Teks Sumber:
Lompat ke konten Lompat ke sidebar Lompat ke footer

Toko Gunung Agung Pelopor Bisnis Buku

Masagung berhasil membangun kerajaan bisnis di bawah bendera Gunung Agung. Usahanya melebar ke proyek mengharumkan Islam setelah menjadi seorang muslim.

Siapa pula yang tak kenal Toko Buku Gunung Agung. Dengan mengusung tag line "Kembali ke Sekolah Kembali ke Gunung Agung", rasanya hampir semua pelajar di kota-kota besar di Indonesia pernah tahu toko ini. Tapi, Tak semua tahu pendiri kerajaan bisnis perbukuan ini adalah Haji Masagung.

Awalnya, di Kramat Bunder, Jakarta Pusat, sebuah toko kecil dibuka pada 1948. Waktu itu Masagung masih menggunakan nama Tjio Wie Tay. Ia berkongsi dengan dua koleganya, Lie Thay San dan The Kie Hoat.

Di bawah bendera Thay San Kongsie, Masagung yang dipercaya menjadi pemimpin usaha pun mulai mengembangkan sayap bisnis ini. Dalam waktu tiga tahun, bisnis perbukuan itu berkembang pesat. Masagung pun mengusulkan penambahan modal dan membentuk sebuah firma.

Ketentuan Tugas:
a - Sebutkan semua orang yang, menurut teks sumber tentang Toko Gunung Agung, bersama-sama membuka toko kecil di Kramat Bunder pada 1948.
b - Lanjutkan teks sumber tentang Toko Gunung Agung, dimulai setelah kalimat terakhirnya.
Data setelah ini tidak memiliki kaitan apa pun dengan teks sumber tentang Toko Gunung Agung.

(Data yang termuat dalam sebuah set data)
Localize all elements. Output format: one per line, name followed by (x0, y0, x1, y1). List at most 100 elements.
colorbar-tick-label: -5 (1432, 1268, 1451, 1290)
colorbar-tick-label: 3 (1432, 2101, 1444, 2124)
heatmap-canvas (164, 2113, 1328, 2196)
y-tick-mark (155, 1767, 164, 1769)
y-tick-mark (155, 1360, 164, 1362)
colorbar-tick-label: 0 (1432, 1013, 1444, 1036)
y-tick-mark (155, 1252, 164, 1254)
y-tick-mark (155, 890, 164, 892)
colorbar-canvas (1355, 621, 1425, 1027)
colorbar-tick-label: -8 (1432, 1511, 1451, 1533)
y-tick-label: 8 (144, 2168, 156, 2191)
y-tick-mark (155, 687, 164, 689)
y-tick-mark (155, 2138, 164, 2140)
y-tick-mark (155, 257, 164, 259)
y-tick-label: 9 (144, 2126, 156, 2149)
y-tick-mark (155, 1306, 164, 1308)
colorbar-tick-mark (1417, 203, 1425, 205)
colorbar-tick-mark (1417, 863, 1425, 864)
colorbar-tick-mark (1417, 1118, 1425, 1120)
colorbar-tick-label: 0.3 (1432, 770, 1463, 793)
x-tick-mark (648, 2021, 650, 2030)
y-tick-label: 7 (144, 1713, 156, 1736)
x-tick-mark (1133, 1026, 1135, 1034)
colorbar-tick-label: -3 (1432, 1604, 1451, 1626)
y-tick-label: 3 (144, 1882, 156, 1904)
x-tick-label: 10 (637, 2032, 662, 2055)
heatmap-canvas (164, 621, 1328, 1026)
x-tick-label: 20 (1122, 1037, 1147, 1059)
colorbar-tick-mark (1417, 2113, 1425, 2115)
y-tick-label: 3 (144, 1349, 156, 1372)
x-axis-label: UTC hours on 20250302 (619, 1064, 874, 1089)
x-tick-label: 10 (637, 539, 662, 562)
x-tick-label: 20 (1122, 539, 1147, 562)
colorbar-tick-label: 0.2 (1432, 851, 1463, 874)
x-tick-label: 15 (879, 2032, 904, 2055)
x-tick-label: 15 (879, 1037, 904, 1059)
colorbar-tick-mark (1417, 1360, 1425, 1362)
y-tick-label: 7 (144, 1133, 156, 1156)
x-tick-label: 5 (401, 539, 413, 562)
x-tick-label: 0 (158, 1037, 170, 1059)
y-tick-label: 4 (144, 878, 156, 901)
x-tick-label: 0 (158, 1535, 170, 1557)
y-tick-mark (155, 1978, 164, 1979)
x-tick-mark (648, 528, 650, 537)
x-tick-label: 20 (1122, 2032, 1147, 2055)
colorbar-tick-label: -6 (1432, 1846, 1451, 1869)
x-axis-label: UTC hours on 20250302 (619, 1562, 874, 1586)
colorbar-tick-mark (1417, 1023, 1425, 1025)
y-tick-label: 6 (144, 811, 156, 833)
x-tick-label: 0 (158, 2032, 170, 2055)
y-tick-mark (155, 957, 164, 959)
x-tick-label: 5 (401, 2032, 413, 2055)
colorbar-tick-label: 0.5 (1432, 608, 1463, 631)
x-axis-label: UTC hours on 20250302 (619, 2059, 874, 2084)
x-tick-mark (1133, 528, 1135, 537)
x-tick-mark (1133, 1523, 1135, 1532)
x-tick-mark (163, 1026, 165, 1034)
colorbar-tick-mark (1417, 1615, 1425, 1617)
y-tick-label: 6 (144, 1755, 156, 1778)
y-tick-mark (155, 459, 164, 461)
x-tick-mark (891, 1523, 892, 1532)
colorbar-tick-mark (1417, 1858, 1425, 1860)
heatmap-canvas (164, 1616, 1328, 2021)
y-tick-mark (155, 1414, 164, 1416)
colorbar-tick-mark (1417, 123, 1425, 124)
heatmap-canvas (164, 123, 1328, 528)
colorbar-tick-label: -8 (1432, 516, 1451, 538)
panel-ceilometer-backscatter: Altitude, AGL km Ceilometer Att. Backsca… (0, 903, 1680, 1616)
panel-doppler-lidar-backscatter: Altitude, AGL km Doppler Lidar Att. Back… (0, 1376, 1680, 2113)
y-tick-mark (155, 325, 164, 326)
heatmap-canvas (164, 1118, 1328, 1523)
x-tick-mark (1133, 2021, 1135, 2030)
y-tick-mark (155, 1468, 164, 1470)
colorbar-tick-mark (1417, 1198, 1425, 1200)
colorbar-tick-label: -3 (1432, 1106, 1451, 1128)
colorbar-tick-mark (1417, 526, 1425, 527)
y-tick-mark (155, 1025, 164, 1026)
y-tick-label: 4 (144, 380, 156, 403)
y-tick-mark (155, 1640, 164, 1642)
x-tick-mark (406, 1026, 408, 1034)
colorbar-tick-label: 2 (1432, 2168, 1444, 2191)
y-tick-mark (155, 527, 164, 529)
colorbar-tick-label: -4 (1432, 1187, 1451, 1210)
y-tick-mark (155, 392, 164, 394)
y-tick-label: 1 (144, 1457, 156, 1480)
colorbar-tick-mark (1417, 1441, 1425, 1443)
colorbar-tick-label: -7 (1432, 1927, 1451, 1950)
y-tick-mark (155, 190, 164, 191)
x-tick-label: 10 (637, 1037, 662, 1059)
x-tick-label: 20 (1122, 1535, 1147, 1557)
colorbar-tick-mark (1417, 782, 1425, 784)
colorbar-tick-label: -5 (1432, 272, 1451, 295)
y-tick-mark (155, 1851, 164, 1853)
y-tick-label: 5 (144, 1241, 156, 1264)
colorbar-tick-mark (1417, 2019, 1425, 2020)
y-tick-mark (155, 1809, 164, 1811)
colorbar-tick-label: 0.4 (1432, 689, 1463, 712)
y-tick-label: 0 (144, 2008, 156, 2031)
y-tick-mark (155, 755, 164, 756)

Jawaban Tiap Tugas:
a - Masagung (saat itu masih bernama Tjio Wie Tay), Lie Thay San, dan The Kie Hoat.

b -
Sayang, Lie Thay San merasa keberatan dan mundur dari usaha patungan ini. Thay San Kongsie bubar, lalu ia bersama The Kie Hoat merintis usaha baru dengan membuka toko di Jalan Kwitang 13, Jakarta Pusat, kini Gedung Idayu dan Toko Wali Songo.

Naluri bisnis Masagung memang tajam. Ia mengembangkan firma itu menjadi NV Gunung Agung --nama yang diambil dari makna namanya sendiri Tjio Wie Tay. Pada 8 September 1953, ia membuat gebrakan besar: menggelar pameran buku.

Dengan modal sekitar Rp. 500.000, toko ini berhasil memajang sekitar 10.000 buku --jumlah yang luar biasa pada masa itu. Momen inilah yang dicanangkannya sebagai hari lahir Gunung Agung. Kiprah Masagung dengan Gunung Agungnya kala itu menarik perhatian banyak kalangan.

Apalagi, ia kemudian menggandeng beberapa pengarang dan wartawan, selain pengusaha, ke dalam lingkaran bisnisnya. H.B. Jassin, Zuber Usman, Usman Effendi, dan Sutan Muhammad Zain adalah empat nama dari kalangan pengarang yang diajaknya bergabung.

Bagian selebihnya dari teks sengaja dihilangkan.